→ **Direction**:
Turn the listing lines from the one holding "clear-button[interactable] (399, 408, 416, 425)" through the end of the listing, both included, into a numbered list, skipping any blank lines.

→ **Provided information**:
###
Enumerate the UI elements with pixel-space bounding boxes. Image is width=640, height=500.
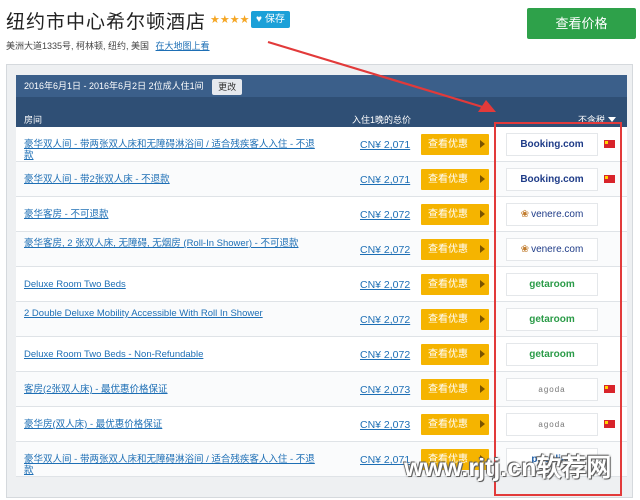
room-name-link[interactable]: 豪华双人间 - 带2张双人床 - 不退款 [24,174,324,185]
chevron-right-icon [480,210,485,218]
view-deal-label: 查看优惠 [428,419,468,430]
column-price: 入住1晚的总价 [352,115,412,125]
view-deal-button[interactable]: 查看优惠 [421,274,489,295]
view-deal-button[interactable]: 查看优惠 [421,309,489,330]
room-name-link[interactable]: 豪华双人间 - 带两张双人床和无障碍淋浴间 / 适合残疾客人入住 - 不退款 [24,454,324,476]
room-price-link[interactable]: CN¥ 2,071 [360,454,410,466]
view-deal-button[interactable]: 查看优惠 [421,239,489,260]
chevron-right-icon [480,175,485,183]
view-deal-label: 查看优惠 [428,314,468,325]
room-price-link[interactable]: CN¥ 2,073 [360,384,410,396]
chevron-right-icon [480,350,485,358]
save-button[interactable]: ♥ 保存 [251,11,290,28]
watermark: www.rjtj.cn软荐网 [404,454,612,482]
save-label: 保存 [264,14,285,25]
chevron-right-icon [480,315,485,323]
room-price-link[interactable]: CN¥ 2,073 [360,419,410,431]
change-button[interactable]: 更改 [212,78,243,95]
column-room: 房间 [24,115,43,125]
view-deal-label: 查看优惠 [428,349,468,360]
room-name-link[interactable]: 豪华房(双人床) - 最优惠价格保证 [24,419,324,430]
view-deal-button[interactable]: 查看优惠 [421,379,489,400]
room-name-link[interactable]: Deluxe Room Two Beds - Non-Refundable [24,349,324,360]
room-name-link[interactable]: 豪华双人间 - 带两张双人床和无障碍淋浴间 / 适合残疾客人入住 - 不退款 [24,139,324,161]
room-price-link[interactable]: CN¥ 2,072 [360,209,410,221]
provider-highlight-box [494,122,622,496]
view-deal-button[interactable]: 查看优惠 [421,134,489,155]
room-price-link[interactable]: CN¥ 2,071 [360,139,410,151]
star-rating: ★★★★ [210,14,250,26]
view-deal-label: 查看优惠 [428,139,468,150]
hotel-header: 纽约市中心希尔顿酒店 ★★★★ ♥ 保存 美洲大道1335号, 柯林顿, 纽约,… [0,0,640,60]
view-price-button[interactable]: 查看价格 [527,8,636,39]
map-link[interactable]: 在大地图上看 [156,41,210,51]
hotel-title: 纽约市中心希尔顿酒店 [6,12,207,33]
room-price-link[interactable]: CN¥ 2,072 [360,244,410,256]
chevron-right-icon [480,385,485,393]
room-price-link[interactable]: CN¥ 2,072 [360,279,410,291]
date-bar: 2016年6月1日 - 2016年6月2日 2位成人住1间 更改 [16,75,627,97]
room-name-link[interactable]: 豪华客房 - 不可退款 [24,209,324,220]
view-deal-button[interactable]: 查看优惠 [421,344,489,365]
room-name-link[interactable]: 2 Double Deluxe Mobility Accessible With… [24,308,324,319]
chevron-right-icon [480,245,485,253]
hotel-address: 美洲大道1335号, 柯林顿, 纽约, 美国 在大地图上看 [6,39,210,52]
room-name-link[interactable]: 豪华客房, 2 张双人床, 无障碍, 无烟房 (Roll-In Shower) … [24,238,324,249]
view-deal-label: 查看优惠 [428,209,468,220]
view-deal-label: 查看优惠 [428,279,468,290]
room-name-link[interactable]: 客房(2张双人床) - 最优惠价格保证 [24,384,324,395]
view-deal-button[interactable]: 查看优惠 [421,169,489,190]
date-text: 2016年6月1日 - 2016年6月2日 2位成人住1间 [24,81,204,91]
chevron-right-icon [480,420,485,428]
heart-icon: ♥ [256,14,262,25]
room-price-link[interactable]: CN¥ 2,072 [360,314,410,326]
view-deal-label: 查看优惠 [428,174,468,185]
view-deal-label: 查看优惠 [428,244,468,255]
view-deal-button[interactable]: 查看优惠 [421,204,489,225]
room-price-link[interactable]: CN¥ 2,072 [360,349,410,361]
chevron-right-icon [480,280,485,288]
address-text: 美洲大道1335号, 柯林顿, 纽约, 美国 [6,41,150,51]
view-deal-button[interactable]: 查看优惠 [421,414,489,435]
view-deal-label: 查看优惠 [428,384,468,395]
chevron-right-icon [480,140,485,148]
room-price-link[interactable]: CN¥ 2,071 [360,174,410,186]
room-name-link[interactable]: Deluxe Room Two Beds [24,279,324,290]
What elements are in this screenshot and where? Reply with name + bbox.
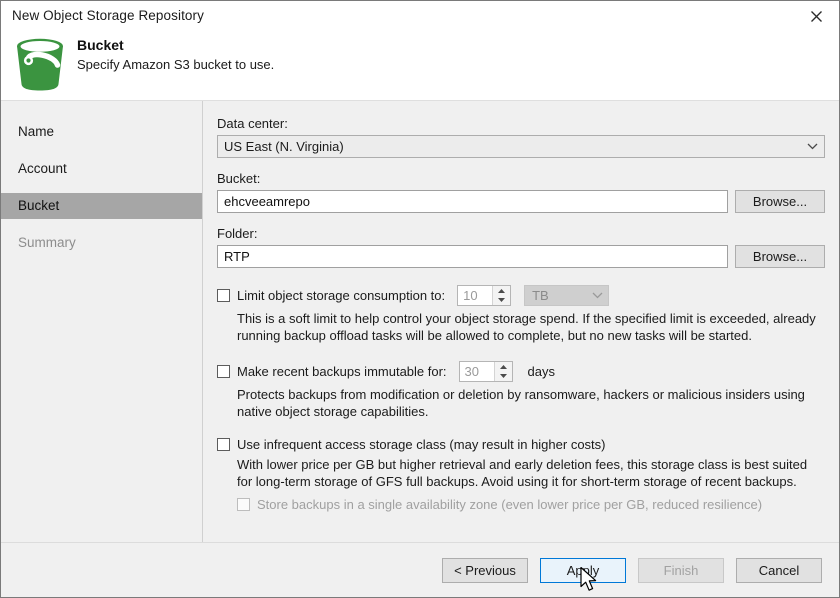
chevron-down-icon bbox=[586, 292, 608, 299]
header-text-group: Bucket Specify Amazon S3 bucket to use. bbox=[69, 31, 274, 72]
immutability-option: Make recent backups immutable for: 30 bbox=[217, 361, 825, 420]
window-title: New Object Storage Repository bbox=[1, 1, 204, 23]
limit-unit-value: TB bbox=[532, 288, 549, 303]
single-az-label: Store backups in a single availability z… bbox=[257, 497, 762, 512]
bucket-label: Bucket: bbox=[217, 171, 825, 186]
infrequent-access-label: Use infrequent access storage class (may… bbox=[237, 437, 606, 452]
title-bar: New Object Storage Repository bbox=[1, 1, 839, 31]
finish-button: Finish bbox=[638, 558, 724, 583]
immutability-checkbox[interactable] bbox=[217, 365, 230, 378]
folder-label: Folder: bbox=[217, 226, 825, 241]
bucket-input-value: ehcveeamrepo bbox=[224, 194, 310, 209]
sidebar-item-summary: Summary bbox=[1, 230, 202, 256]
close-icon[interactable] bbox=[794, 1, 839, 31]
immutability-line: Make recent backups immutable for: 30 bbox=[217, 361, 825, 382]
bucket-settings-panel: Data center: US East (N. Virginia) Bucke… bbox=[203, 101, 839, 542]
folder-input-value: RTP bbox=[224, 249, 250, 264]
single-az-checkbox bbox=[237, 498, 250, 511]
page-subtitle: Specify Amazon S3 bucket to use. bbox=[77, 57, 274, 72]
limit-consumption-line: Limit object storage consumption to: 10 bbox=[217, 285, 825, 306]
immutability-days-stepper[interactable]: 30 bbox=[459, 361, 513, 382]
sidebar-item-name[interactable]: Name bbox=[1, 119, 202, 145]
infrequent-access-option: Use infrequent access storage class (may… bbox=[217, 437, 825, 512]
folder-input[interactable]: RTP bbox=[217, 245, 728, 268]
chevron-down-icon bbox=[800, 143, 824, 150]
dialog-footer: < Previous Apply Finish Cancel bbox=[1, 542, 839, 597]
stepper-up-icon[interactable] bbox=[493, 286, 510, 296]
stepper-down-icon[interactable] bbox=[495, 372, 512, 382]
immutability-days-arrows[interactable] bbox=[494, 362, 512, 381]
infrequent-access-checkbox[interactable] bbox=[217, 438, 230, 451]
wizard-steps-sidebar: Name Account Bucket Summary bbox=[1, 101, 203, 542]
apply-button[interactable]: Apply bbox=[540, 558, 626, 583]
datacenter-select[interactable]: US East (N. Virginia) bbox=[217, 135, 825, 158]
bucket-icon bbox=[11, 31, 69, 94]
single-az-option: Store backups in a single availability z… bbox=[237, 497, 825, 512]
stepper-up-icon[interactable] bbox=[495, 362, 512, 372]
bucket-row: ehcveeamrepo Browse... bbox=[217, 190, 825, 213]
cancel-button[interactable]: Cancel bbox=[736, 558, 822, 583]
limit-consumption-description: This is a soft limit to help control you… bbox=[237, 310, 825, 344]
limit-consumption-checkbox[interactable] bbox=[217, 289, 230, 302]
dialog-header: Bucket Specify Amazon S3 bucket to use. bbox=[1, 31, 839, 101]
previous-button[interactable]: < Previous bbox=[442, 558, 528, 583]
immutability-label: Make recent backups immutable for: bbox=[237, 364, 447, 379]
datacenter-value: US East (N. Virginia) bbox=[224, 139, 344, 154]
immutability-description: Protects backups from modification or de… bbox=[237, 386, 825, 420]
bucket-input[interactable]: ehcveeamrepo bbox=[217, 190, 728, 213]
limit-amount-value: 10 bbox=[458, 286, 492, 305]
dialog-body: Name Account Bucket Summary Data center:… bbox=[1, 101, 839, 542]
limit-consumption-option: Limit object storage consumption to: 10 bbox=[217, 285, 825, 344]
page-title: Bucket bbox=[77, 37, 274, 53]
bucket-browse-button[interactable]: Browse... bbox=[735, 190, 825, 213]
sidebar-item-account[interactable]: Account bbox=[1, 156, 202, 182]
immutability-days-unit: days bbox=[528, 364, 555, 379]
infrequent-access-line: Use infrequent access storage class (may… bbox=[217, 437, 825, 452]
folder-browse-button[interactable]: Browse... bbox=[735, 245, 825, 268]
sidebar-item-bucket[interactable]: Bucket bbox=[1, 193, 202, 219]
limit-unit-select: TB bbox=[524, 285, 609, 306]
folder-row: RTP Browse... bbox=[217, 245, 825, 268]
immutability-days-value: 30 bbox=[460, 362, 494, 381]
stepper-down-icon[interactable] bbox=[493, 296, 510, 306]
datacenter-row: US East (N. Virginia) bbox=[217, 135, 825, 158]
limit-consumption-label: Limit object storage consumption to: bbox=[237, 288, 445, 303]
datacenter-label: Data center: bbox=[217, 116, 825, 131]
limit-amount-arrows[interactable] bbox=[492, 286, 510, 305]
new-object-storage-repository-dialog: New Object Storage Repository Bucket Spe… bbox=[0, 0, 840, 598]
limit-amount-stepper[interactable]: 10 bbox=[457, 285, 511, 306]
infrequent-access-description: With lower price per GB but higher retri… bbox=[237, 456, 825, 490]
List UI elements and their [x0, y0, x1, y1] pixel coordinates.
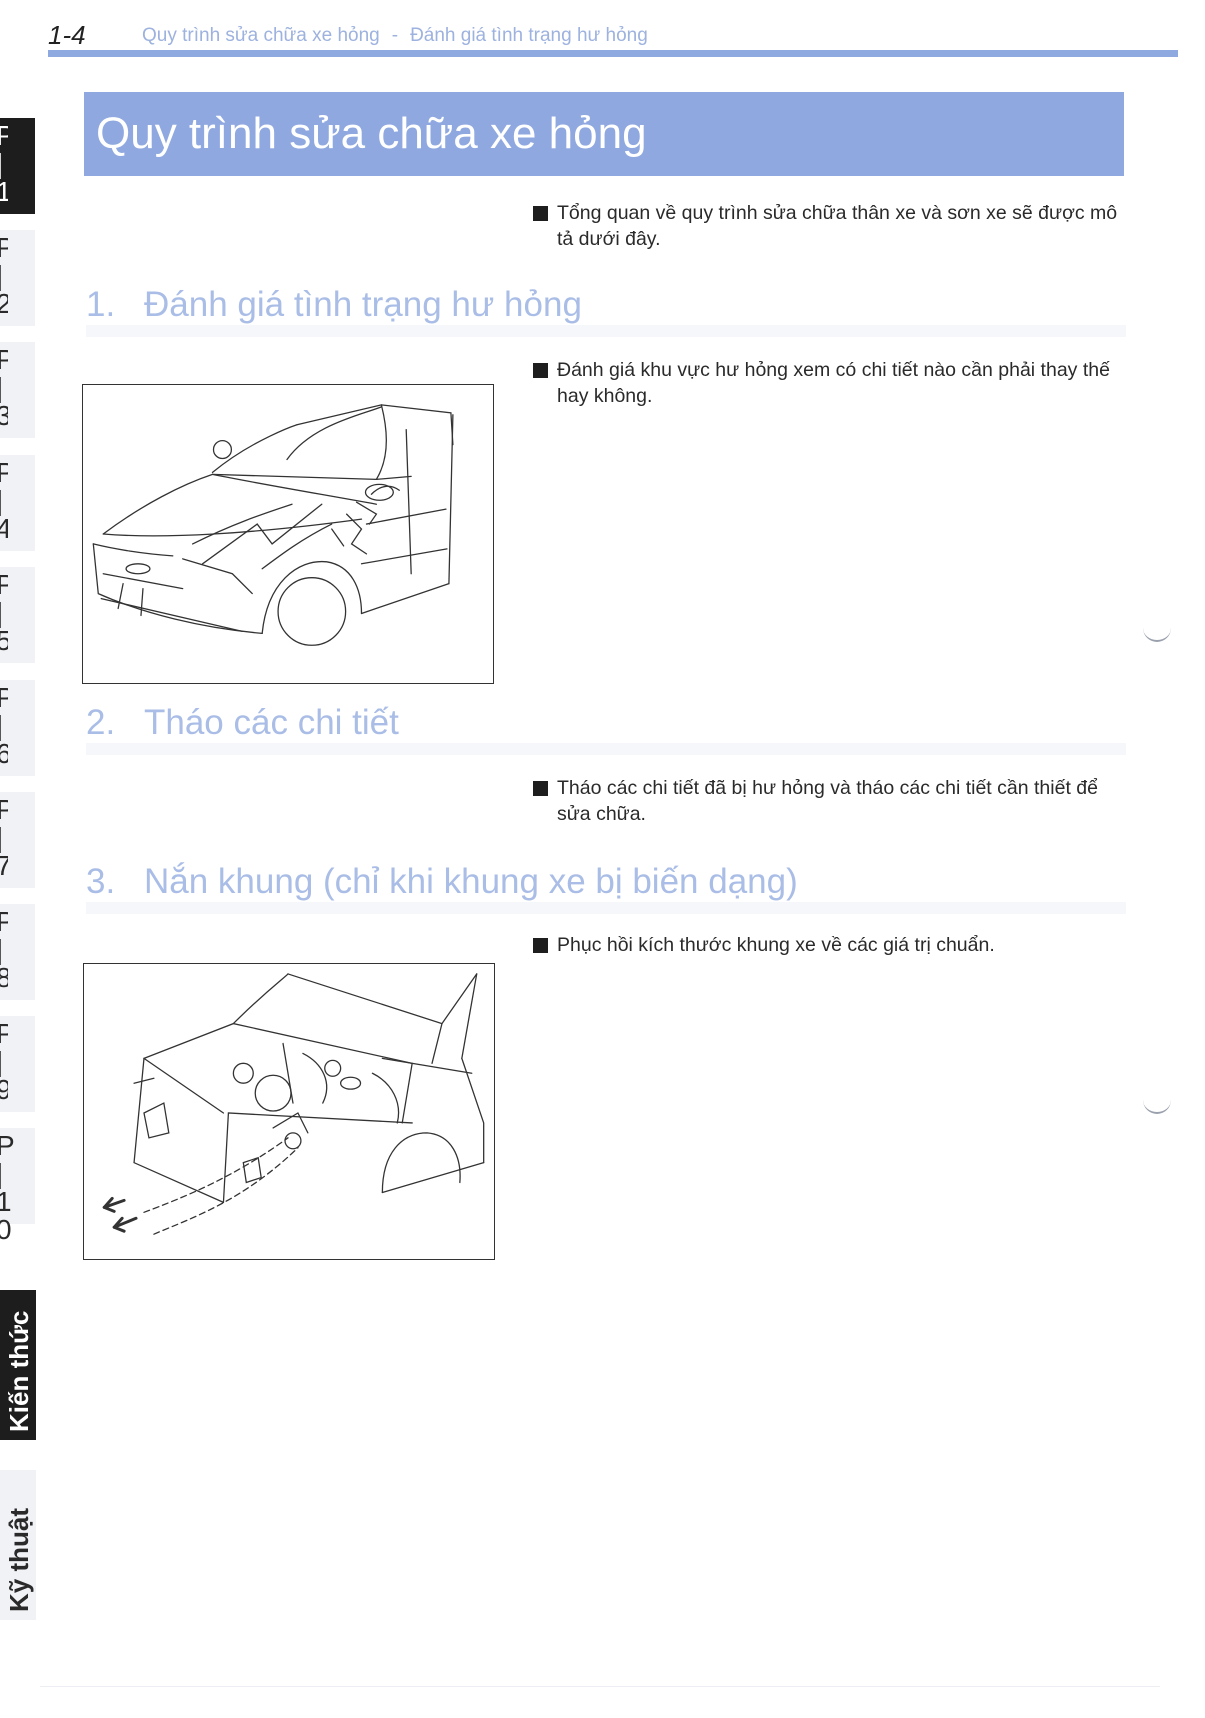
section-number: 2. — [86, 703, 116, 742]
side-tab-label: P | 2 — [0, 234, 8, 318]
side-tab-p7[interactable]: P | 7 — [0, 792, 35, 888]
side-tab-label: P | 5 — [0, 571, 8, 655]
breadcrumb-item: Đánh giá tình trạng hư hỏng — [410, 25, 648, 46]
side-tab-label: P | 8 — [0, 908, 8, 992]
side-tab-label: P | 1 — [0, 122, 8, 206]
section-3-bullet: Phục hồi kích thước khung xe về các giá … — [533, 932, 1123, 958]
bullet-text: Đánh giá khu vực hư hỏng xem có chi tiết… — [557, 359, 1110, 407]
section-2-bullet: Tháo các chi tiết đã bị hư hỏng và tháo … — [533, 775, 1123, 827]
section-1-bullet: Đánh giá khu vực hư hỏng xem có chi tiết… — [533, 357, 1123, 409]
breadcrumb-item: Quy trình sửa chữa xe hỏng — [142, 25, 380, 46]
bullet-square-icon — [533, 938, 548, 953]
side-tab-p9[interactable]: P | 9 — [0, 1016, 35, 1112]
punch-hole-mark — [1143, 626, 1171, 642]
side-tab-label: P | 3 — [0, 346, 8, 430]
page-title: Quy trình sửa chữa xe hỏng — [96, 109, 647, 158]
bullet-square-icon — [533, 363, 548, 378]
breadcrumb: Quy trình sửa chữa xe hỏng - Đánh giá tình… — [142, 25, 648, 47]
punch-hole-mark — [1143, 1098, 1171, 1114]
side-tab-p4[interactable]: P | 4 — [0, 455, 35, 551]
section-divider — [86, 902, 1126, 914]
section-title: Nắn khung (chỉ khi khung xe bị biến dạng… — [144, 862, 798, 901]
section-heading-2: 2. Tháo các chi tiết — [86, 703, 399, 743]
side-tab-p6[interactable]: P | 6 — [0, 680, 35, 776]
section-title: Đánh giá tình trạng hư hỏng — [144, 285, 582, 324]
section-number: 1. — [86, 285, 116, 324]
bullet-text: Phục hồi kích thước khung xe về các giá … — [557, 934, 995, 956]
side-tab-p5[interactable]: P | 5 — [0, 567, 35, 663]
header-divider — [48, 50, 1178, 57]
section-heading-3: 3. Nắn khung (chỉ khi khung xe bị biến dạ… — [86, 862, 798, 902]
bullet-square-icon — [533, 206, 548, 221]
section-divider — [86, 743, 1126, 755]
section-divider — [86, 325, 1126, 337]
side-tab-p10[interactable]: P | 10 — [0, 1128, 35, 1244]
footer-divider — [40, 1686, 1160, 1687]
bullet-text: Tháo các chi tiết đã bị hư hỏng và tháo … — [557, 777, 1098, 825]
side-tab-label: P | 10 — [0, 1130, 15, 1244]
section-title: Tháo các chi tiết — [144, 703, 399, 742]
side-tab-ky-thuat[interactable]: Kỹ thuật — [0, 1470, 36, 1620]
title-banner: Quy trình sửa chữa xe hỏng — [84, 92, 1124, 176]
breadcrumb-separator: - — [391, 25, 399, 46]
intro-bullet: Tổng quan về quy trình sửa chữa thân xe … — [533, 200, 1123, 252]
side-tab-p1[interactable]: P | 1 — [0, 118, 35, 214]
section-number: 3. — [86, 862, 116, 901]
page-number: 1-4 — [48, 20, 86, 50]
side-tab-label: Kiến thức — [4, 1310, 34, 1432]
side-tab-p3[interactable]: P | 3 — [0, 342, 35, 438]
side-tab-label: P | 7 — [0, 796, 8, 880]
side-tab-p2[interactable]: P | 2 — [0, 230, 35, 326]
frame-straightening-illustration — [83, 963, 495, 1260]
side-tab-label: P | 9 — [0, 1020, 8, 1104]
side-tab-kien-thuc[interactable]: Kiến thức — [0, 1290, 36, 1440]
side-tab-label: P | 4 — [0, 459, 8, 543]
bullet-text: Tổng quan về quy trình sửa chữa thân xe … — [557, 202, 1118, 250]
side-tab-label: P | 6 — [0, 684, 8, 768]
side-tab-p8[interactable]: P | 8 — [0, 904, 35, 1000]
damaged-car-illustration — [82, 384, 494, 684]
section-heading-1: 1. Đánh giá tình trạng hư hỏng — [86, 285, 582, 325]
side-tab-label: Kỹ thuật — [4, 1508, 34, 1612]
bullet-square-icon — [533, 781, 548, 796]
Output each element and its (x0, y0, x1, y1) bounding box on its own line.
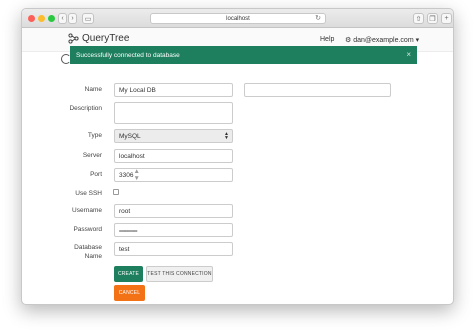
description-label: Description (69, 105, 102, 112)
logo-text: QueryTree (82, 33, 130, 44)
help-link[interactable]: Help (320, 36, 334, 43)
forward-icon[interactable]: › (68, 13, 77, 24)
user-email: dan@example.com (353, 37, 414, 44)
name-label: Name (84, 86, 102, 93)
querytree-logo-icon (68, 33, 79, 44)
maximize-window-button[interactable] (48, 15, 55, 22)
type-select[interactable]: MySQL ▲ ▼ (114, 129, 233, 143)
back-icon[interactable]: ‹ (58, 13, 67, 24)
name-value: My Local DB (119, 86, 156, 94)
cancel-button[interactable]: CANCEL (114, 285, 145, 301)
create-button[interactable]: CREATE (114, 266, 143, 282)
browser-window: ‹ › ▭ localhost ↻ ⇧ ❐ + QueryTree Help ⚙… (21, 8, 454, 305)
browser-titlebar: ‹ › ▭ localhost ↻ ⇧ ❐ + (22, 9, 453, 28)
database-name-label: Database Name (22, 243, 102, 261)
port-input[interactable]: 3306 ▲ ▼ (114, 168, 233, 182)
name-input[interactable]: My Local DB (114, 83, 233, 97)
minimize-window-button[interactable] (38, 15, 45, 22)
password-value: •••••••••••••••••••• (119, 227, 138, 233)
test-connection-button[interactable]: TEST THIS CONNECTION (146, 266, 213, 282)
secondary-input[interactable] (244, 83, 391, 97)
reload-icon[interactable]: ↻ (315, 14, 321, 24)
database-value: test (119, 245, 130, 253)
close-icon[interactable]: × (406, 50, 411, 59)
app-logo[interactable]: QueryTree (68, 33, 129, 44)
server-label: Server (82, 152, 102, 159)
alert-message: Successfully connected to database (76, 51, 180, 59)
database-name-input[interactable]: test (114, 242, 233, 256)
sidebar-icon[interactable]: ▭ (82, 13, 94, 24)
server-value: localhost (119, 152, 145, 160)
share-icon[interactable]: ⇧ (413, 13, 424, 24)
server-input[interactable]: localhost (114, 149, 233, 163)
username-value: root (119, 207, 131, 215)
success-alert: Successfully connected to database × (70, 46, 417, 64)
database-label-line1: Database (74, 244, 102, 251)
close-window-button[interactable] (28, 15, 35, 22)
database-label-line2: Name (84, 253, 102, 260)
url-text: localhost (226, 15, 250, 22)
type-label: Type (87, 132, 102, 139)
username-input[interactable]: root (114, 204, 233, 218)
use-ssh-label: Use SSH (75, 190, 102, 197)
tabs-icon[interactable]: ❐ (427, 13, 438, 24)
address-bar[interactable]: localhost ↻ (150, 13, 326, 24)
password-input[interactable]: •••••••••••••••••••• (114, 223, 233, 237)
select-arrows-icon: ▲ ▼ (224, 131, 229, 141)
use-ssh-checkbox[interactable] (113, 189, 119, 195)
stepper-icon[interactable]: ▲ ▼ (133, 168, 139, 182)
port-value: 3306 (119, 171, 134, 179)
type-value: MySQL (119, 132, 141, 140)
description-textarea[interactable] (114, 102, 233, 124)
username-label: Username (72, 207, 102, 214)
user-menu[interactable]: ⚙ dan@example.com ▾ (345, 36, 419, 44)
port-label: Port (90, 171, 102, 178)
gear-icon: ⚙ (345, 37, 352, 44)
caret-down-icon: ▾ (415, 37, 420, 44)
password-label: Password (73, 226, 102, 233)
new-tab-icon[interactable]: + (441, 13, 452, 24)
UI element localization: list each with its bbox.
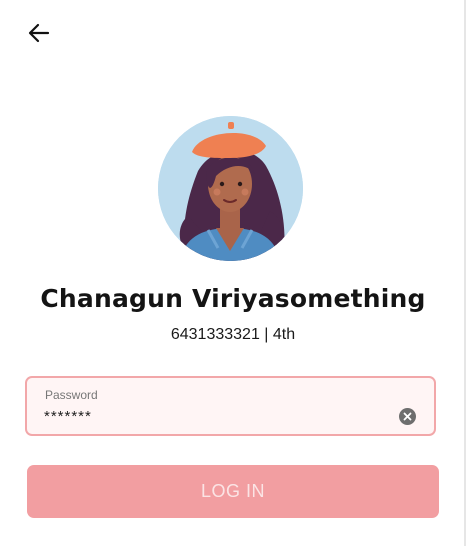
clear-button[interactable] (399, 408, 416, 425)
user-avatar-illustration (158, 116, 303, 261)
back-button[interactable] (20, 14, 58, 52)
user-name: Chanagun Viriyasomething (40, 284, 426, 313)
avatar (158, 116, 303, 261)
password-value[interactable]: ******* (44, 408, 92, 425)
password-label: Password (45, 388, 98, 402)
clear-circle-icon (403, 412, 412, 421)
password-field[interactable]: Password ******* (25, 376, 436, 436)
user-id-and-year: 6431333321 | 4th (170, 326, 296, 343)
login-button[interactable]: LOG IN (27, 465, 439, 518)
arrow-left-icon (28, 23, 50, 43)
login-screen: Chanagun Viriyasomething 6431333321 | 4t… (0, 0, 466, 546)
###
→ **Answer to this problem**:
1. clear-button[interactable] (399, 408, 416, 425)
2. user-avatar-illustration (158, 116, 303, 261)
3. back-button[interactable] (20, 14, 58, 52)
4. user-name: Chanagun Viriyasomething (40, 284, 426, 313)
5. avatar (158, 116, 303, 261)
6. password-value[interactable]: ******* (44, 408, 92, 425)
7. password-label: Password (45, 388, 98, 402)
8. clear-circle-icon (403, 412, 412, 421)
9. password-field[interactable]: Password ******* (25, 376, 436, 436)
10. user-id-and-year: 6431333321 | 4th (170, 326, 296, 343)
11. login-button[interactable]: LOG IN (27, 465, 439, 518)
12. arrow-left-icon (28, 23, 50, 43)
13. login-screen: Chanagun Viriyasomething 6431333321 | 4t… (0, 0, 466, 546)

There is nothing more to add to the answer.